AIM: Scan the data below. Pull out each line where "Number" occurs.

------------------------------------------------------------------------

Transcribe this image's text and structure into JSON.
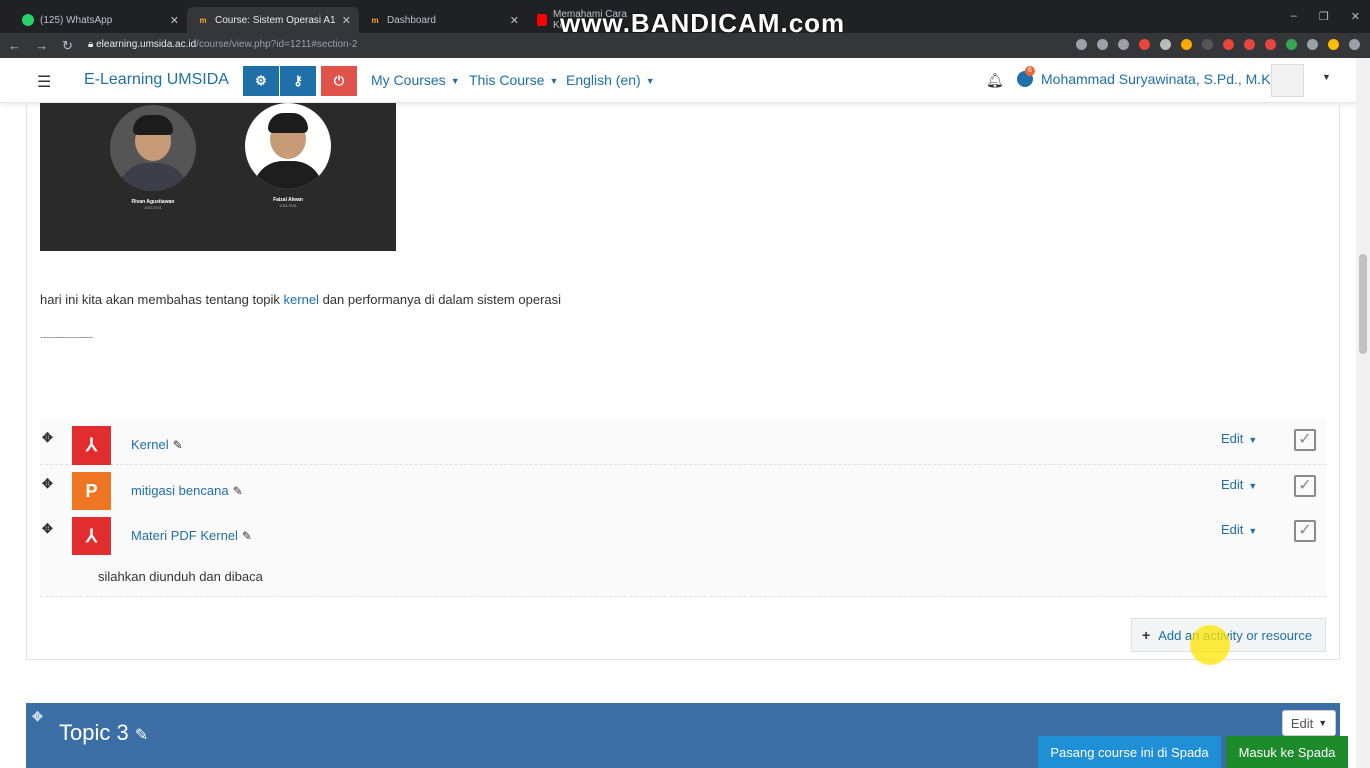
{
  "browser": {
    "tabs": [
      {
        "label": "(125) WhatsApp",
        "fav_color": "#25d366"
      },
      {
        "label": "Course: Sistem Operasi A1",
        "fav_color": "#f5a623",
        "active": true
      },
      {
        "label": "Dashboard",
        "fav_color": "#f5a623"
      },
      {
        "label": "Memahami Cara Ke",
        "fav_color": "#ff0000"
      }
    ],
    "watermark": "www.BANDICAM.com",
    "url_host": "elearning.umsida.ac.id",
    "url_path": "/course/view.php?id=1211#section-2"
  },
  "navbar": {
    "brand": "E-Learning UMSIDA",
    "menus": [
      "My Courses",
      "This Course",
      "English (en)"
    ],
    "message_badge": "6",
    "username": "Mohammad Suryawinata, S.Pd., M.Kom"
  },
  "section": {
    "people": [
      {
        "name": "Rivan Agustiawan",
        "id": "10517001"
      },
      {
        "name": "Faizal Alwan",
        "id": "10517041"
      }
    ],
    "summary_before": "hari ini kita akan membahas tentang topik ",
    "summary_link": "kernel",
    "summary_after": " dan performanya di dalam sistem operasi",
    "dots": "...................................",
    "activities": [
      {
        "name": "Kernel",
        "type": "pdf",
        "edit_label": "Edit"
      },
      {
        "name": "mitigasi bencana",
        "type": "ppt",
        "edit_label": "Edit"
      },
      {
        "name": "Materi PDF Kernel",
        "type": "pdf",
        "edit_label": "Edit"
      }
    ],
    "activity_description": "silahkan diunduh dan dibaca",
    "add_activity_label": "Add an activity or resource"
  },
  "next_topic": {
    "title": "Topic 3",
    "edit_label": "Edit"
  },
  "footer_buttons": {
    "spada_install": "Pasang course ini di Spada",
    "spada_login": "Masuk ke Spada"
  },
  "colors": {
    "accent": "#1f6fa8",
    "pdf_red": "#e12d2d",
    "ppt_orange": "#ee7623",
    "topic_header": "#3b6ea5"
  }
}
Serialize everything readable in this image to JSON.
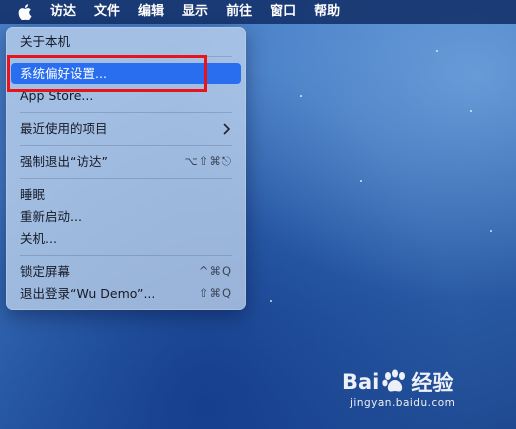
{
  "menubar": {
    "apple_icon": "apple-logo-icon",
    "app_name": "访达",
    "items": [
      "文件",
      "编辑",
      "显示",
      "前往",
      "窗口",
      "帮助"
    ]
  },
  "apple_menu": {
    "items": [
      {
        "label": "关于本机",
        "shortcut": ""
      },
      {
        "label": "系统偏好设置...",
        "shortcut": "",
        "selected": true
      },
      {
        "label": "App Store...",
        "shortcut": ""
      },
      {
        "label": "最近使用的项目",
        "shortcut": "",
        "submenu_icon": "chevron-right-icon"
      },
      {
        "label": "强制退出“访达”",
        "shortcut": "⌥⇧⌘⎋"
      },
      {
        "label": "睡眠",
        "shortcut": ""
      },
      {
        "label": "重新启动...",
        "shortcut": ""
      },
      {
        "label": "关机...",
        "shortcut": ""
      },
      {
        "label": "锁定屏幕",
        "shortcut": "^⌘Q"
      },
      {
        "label": "退出登录“Wu Demo”...",
        "shortcut": "⇧⌘Q"
      }
    ]
  },
  "annotation": {
    "color": "#e8141a"
  },
  "colors": {
    "selection": "#2a6ef0",
    "menubar": "#16346e"
  },
  "watermark": {
    "brand_left": "Bai",
    "brand_right": "经验",
    "url": "jingyan.baidu.com"
  }
}
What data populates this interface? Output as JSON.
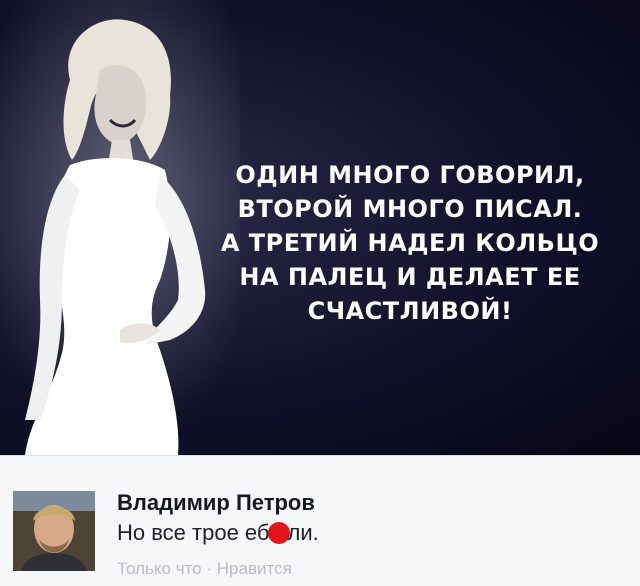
{
  "post": {
    "quote_lines": [
      "ОДИН МНОГО ГОВОРИЛ,",
      "ВТОРОЙ МНОГО ПИСАЛ.",
      "А ТРЕТИЙ НАДЕЛ КОЛЬЦО",
      "НА ПАЛЕЦ И ДЕЛАЕТ ЕЕ",
      "СЧАСТЛИВОЙ!"
    ]
  },
  "comment": {
    "author": "Владимир Петров",
    "text_before": "Но все трое еб",
    "text_after": "ли.",
    "time": "Только что",
    "separator": "·",
    "like_label": "Нравится"
  },
  "colors": {
    "image_background": "#0b0b20",
    "redaction": "#e4141c"
  }
}
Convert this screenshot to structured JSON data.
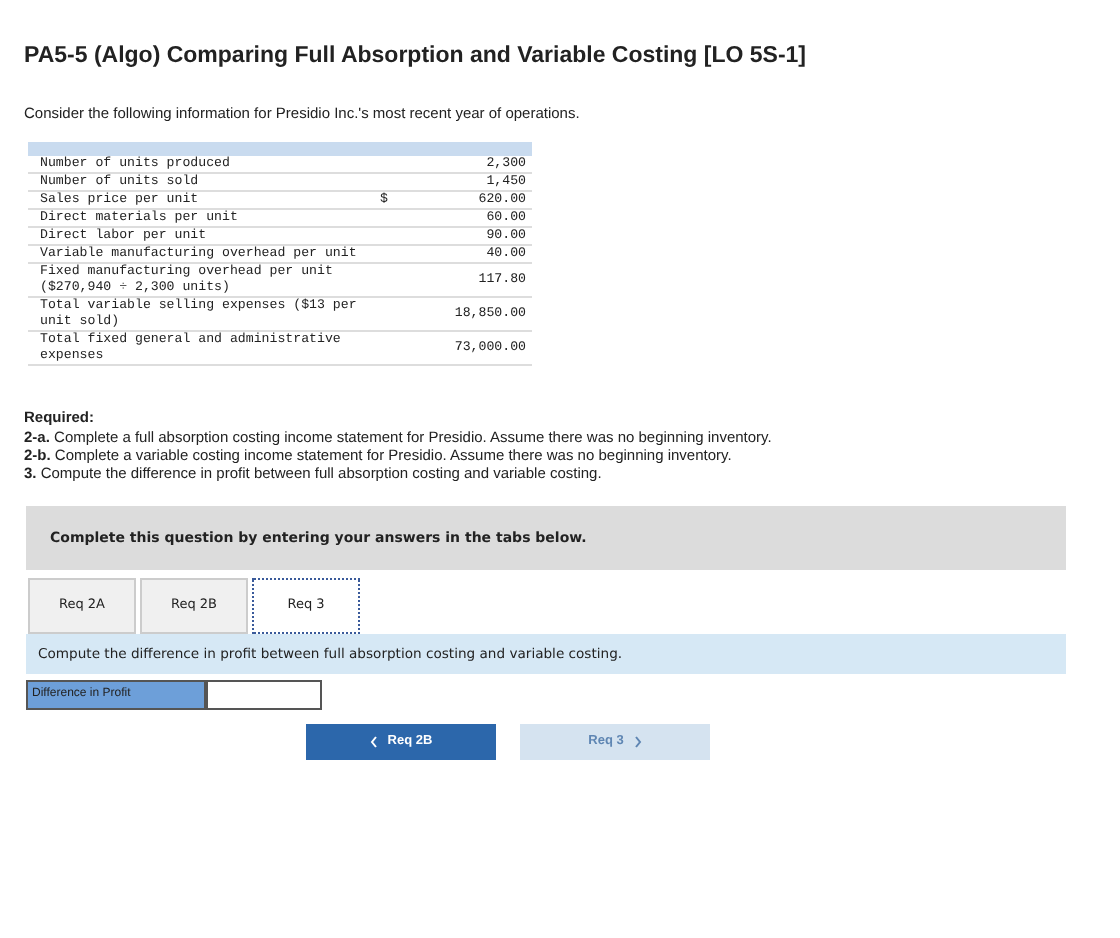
{
  "title": "PA5-5 (Algo) Comparing Full Absorption and Variable Costing [LO 5S-1]",
  "intro": "Consider the following information for Presidio Inc.'s most recent year of operations.",
  "facts": [
    {
      "label": "Number of units produced",
      "value": "2,300"
    },
    {
      "label": "Number of units sold",
      "value": "1,450"
    },
    {
      "label": "Sales price per unit",
      "currency": "$",
      "value": "620.00"
    },
    {
      "label": "Direct materials per unit",
      "value": "60.00"
    },
    {
      "label": "Direct labor per unit",
      "value": "90.00"
    },
    {
      "label": "Variable manufacturing overhead per unit",
      "value": "40.00"
    },
    {
      "label": "Fixed manufacturing overhead per unit ($270,940 ÷ 2,300 units)",
      "value": "117.80"
    },
    {
      "label": "Total variable selling expenses ($13 per unit sold)",
      "value": "18,850.00"
    },
    {
      "label": "Total fixed general and administrative expenses",
      "value": "73,000.00"
    }
  ],
  "required_heading": "Required:",
  "requirements": [
    "**2-a.** Complete a full absorption costing income statement for Presidio. Assume there was no beginning inventory.",
    "**2-b.** Complete a variable costing income statement for Presidio. Assume there was no beginning inventory.",
    "**3.** Compute the difference in profit between full absorption costing and variable costing."
  ],
  "notice": "Complete this question by entering your answers in the tabs below.",
  "tabs": [
    {
      "label": "Req 2A",
      "selected": false
    },
    {
      "label": "Req 2B",
      "selected": false
    },
    {
      "label": "Req 3",
      "selected": true
    }
  ],
  "instruction": "Compute the difference in profit between full absorption costing and variable costing.",
  "answer": {
    "label": "Difference in Profit"
  },
  "nav": [
    {
      "label": "Req 2B",
      "kind": "previous",
      "disabled": false
    },
    {
      "label": "Req 3",
      "kind": "next",
      "disabled": true
    }
  ]
}
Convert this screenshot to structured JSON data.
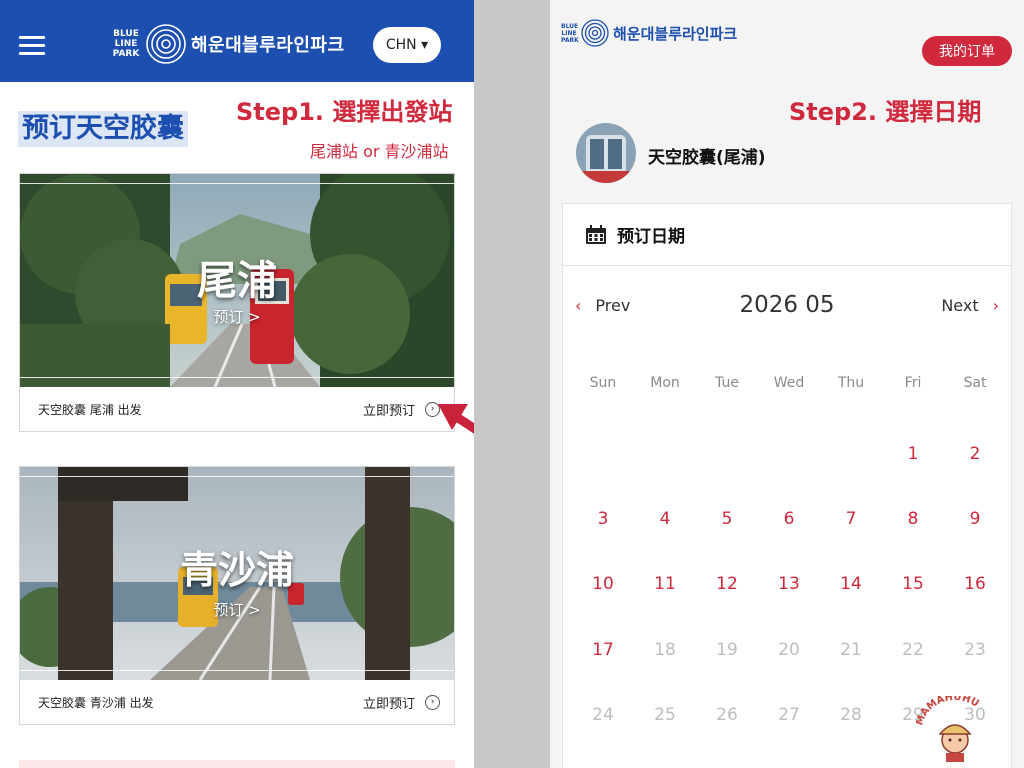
{
  "left": {
    "header": {
      "logo_mini": "BLUE LINE PARK",
      "logo_text": "해운대블루라인파크",
      "lang": "CHN ▾"
    },
    "title": "预订天空胶囊",
    "step1": "Step1. 選擇出發站",
    "step1_sub": "尾浦站 or 青沙浦站",
    "cards": [
      {
        "photo_title": "尾浦",
        "photo_sub": "预订 >",
        "caption": "天空胶囊 尾浦 出发",
        "action": "立即预订"
      },
      {
        "photo_title": "青沙浦",
        "photo_sub": "预订 >",
        "caption": "天空胶囊 青沙浦 出发",
        "action": "立即预订"
      }
    ]
  },
  "right": {
    "logo_mini": "BLUE LINE PARK",
    "logo_text": "해운대블루라인파크",
    "orders": "我的订单",
    "step2": "Step2. 選擇日期",
    "product": "天空胶囊(尾浦)",
    "calendar": {
      "header": "预订日期",
      "prev": "Prev",
      "next": "Next",
      "month": "2026 05",
      "weekdays": [
        "Sun",
        "Mon",
        "Tue",
        "Wed",
        "Thu",
        "Fri",
        "Sat"
      ],
      "first_weekday_index": 5,
      "days": [
        {
          "d": "1",
          "on": true
        },
        {
          "d": "2",
          "on": true
        },
        {
          "d": "3",
          "on": true
        },
        {
          "d": "4",
          "on": true
        },
        {
          "d": "5",
          "on": true
        },
        {
          "d": "6",
          "on": true
        },
        {
          "d": "7",
          "on": true
        },
        {
          "d": "8",
          "on": true
        },
        {
          "d": "9",
          "on": true
        },
        {
          "d": "10",
          "on": true
        },
        {
          "d": "11",
          "on": true
        },
        {
          "d": "12",
          "on": true
        },
        {
          "d": "13",
          "on": true
        },
        {
          "d": "14",
          "on": true
        },
        {
          "d": "15",
          "on": true
        },
        {
          "d": "16",
          "on": true
        },
        {
          "d": "17",
          "on": true
        },
        {
          "d": "18",
          "on": false
        },
        {
          "d": "19",
          "on": false
        },
        {
          "d": "20",
          "on": false
        },
        {
          "d": "21",
          "on": false
        },
        {
          "d": "22",
          "on": false
        },
        {
          "d": "23",
          "on": false
        },
        {
          "d": "24",
          "on": false
        },
        {
          "d": "25",
          "on": false
        },
        {
          "d": "26",
          "on": false
        },
        {
          "d": "27",
          "on": false
        },
        {
          "d": "28",
          "on": false
        },
        {
          "d": "29",
          "on": false
        },
        {
          "d": "30",
          "on": false
        }
      ]
    }
  },
  "watermark": "MAMAHUHU",
  "colors": {
    "brand_blue": "#1c4fb0",
    "accent_red": "#d0283c"
  }
}
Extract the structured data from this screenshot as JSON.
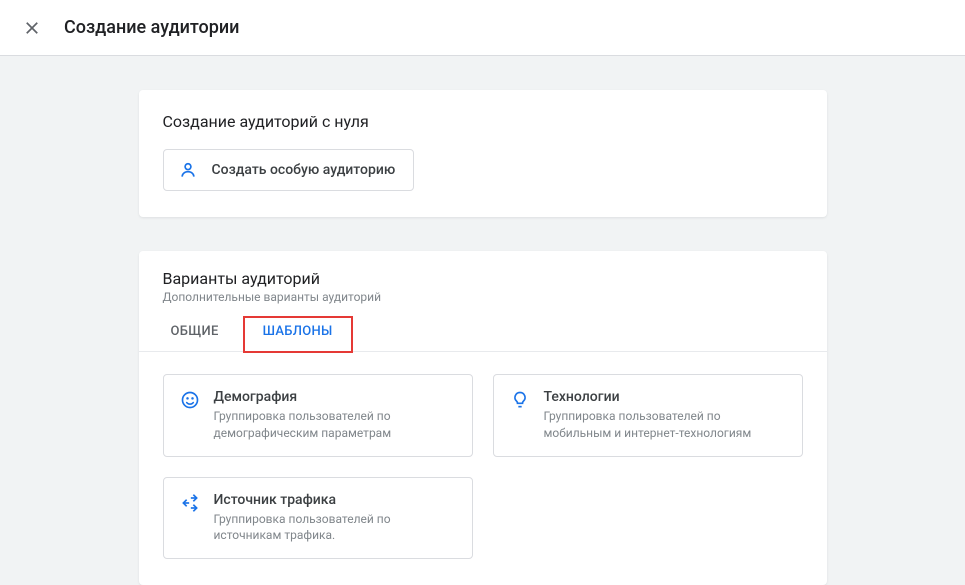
{
  "header": {
    "title": "Создание аудитории"
  },
  "panel_top": {
    "title": "Создание аудиторий с нуля",
    "create_btn": "Создать особую аудиторию"
  },
  "panel_bottom": {
    "title": "Варианты аудиторий",
    "subtitle": "Дополнительные варианты аудиторий",
    "tabs": {
      "general": "ОБЩИЕ",
      "templates": "ШАБЛОНЫ"
    },
    "templates": {
      "demography": {
        "title": "Демография",
        "desc": "Группировка пользователей по демографическим параметрам"
      },
      "technology": {
        "title": "Технологии",
        "desc": "Группировка пользователей по мобильным и интернет-технологиям"
      },
      "traffic": {
        "title": "Источник трафика",
        "desc": "Группировка пользователей по источникам трафика."
      }
    }
  }
}
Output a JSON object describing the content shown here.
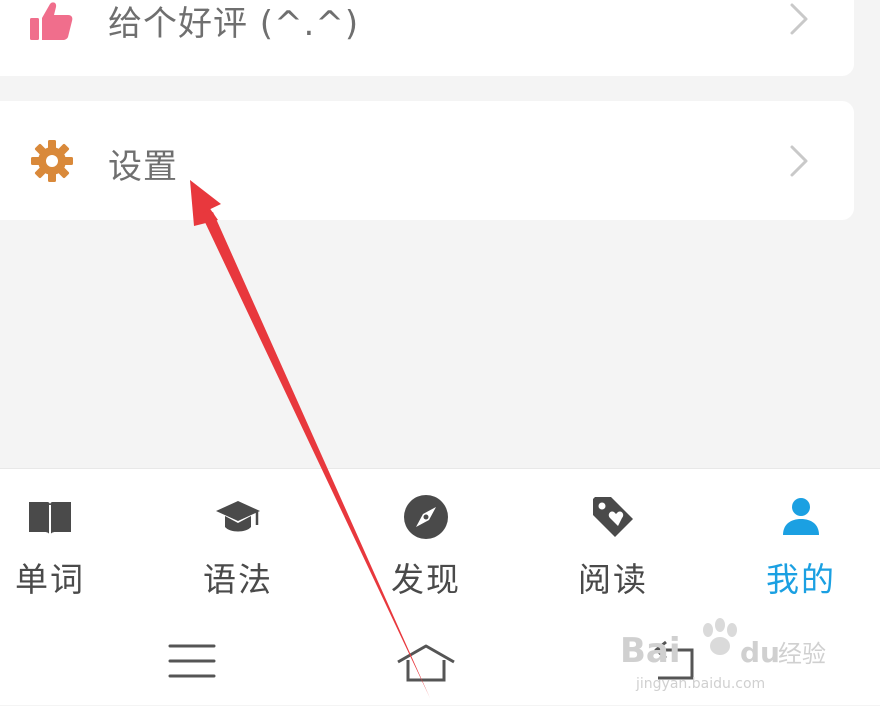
{
  "menu": {
    "rate_label": "给个好评  (^.^)",
    "settings_label": "设置"
  },
  "tabs": [
    {
      "label": "单词",
      "icon": "book-icon"
    },
    {
      "label": "语法",
      "icon": "graduation-cap-icon"
    },
    {
      "label": "发现",
      "icon": "compass-icon"
    },
    {
      "label": "阅读",
      "icon": "tag-heart-icon"
    },
    {
      "label": "我的",
      "icon": "user-icon",
      "active": true
    }
  ],
  "nav": {
    "menu_icon": "menu-icon",
    "home_icon": "home-icon",
    "back_icon": "back-icon"
  },
  "watermark": {
    "brand": "Bai",
    "brand_tail": "du",
    "cn": "经验",
    "url": "jingyan.baidu.com"
  },
  "colors": {
    "accent": "#1ba0e2",
    "thumb_icon": "#f06e8c",
    "gear_icon": "#d9893a",
    "arrow": "#e8383d"
  }
}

------------------------------------------------------------------------

FINAL RESULT:
      "label": "Number of units produced",
      "label": "Number of units sold",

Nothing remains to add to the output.